### Excerpted text
|---|
Q370 Mr Jack: Could you explain to me,
because I really do not understand, how it is that the SDA areas
have such a low level of support? Up to now, when if you like
we had domestic control over payment for disadvantaged areas,
we did it the other way round, we looked at the special characteristics
and we made some additional payments to compensate for the problems
of farming in the least able areas to sustain agriculture. But
looking at the Farming Today interview, which I am sure
you must have heard on 2 March, we have the complete reverse.
Could you just explain to me how does SDA end up with effectively
the lowest level of support when there are still tremendous structural
problems in those parts of the country?
Lord Whitty: The current payment,
the historic payment, in the SDA area is entirely based on the
production SDA areas, and the number of sheep per hectare in some
of those upland areas can probably be counted on the fingers of
a single hand. If you are basing it on the historic payments then
it is sparsity which is the answer as compared to lowland areas.
Of course that calculation does not take into account the HFA
which is unaffected by all these calculations.
Q371 Mr Jack: Just for the record could
you refresh our memory about HFAs?
Lord Whitty: The Hill Farm Allowance,
which is made on an area basis in most of the SDA areas, is unaffected
by any of these calculations. So that, if you like, national pillar
two finance part of the equation, remains the same. It is a diminishing
absolute figure but it is not altered by these changes.
Q372 Mr Jack: Looking at the Farming
Today interview it may be a partial position in terms of the
total amount of support which could be made available, and I would
very much like a note to try and make certain I have a proper
view of what is going on. The discussions centred on Mr Robert
Gosling who had 320 dairy cowswhich going back to some
evidence earlier is actually a large herd, so here we have somebody
who is twice the level which we are told is large and therefore
efficientproduced 2 ½ million litres of milk every
year, 7,000 litres a day, which all sounds very good news, but
then you turn over in the transcript and this particular farmer
is going to be some £24,000 a year worse off than a comparator
in a non-SDA area. I was not certain what the basis of those numbers
was but it does not seem to be quite the picture of trying to
assist farming. The difference is that the Single Farm Payment
is about £20 per acre, £60 per acre less than the £80
attracted in the non-SDA land. That just seemed to be the wrong
way round and I do not understand how those numbers had come out,
and why the SDA seemed to get the worst deal.
Lord Whitty: The total amount
of money within the SDA does not alter as a result of this.
|---|
### Recorded information
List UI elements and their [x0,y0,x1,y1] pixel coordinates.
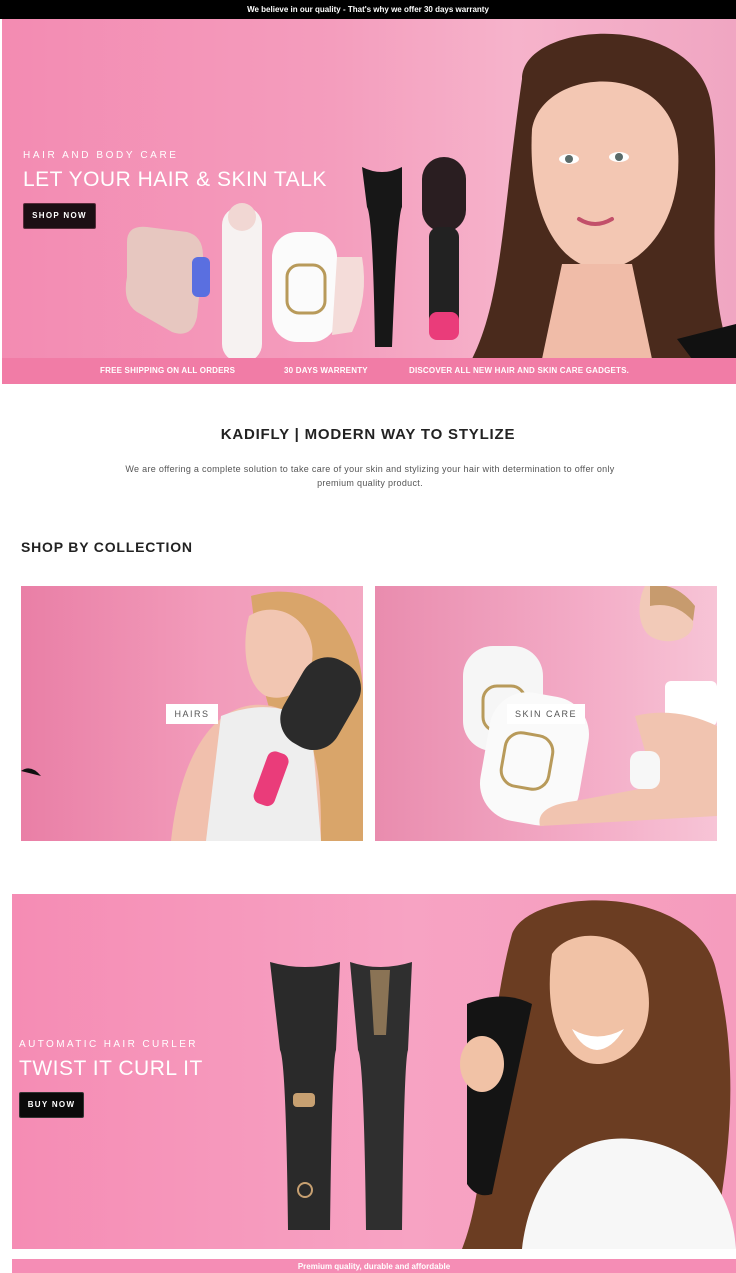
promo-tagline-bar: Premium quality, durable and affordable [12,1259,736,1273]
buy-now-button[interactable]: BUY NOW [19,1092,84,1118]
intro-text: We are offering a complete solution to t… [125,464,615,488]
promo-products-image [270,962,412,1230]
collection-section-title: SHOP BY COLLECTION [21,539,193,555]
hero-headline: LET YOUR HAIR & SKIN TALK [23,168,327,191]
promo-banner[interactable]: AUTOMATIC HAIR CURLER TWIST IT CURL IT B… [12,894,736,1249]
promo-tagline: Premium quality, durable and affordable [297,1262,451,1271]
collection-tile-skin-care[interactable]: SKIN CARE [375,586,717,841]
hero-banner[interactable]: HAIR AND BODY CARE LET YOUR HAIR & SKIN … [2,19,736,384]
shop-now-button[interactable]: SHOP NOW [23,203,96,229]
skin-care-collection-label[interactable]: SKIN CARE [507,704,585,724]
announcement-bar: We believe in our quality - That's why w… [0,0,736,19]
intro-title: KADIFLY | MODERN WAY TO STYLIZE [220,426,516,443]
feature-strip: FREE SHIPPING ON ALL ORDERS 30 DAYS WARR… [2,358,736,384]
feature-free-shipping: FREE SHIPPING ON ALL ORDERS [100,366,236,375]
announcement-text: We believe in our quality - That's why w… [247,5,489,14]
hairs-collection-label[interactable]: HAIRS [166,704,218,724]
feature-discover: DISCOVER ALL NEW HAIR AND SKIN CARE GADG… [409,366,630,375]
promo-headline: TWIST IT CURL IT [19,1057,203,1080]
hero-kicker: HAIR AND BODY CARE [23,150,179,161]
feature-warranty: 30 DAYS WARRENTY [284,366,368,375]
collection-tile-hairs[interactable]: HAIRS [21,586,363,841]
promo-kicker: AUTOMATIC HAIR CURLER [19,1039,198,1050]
|---|
### Task set
1. Rewrite the paragraph of the transcript on farm payments that begins "Lord Whitty: The Hill Farm Allowance" as a short list, keeping its main facts.
2. Edit the transcript on farm payments by giving again the part that opens with the words containing "Of course that" and closes with "memory about HFAs?", with "unaffected" replaced by "untouched".
3. Pick up the transcript on farm payments after its last sentence and continue it.

### Task-by-task outputs
1.
- The Hill Farm Allowance is paid on an area basis in most of the SDA areas.
- It is unaffected by any of these calculations, so the national pillar two finance part of the equation stays the same.
- It is a diminishing absolute figure, but these changes do not alter it.

2.
Of course that calculation does not take into account the HFA
which is untouched by all these calculations.
Q371 Mr Jack: Just for the record could
you refresh our memory about HFAs?

3.
Mr Wiggin: What do you mean by that?
Q373 Mr Jack: If it does not alter, if
it is a different label on giving some of it back to the farmer,
just explain it in money terms. Here we have, according to the
numbers we have been given falling out of this Farming Today
interview, a £60 deficit per acre if you are in a severely
disadvantaged area. Is that order of magnitude difference right
or wrong?
Lord Whitty: I do not know about
that individual farm clearly, but as with the rest of England
if you move away from a production subsidy to a land subsidy over
an eight year period then the more intensive the producers operating
on a smaller acreage will lose out compared with the less intensive
producers. In a sense, put crudely in probably that case, the
subsidy will have moved away from cattle towards sheep in that
area if that is the kind of farming which operates in the uplands.
Q374 Mr Jack: Let us focus on this particular
farmer. I am still not clear, and I will put my hands up and say
it may well be my lack of understanding, and it probably is, but
that is why I am just probing this. Here we have a farmer in a
severely disadvantaged area, in this case in Derbyshire, looking
after over 300 cows, so it is the kind of unit we might want to
encourage because it is large and we hope it will be efficient.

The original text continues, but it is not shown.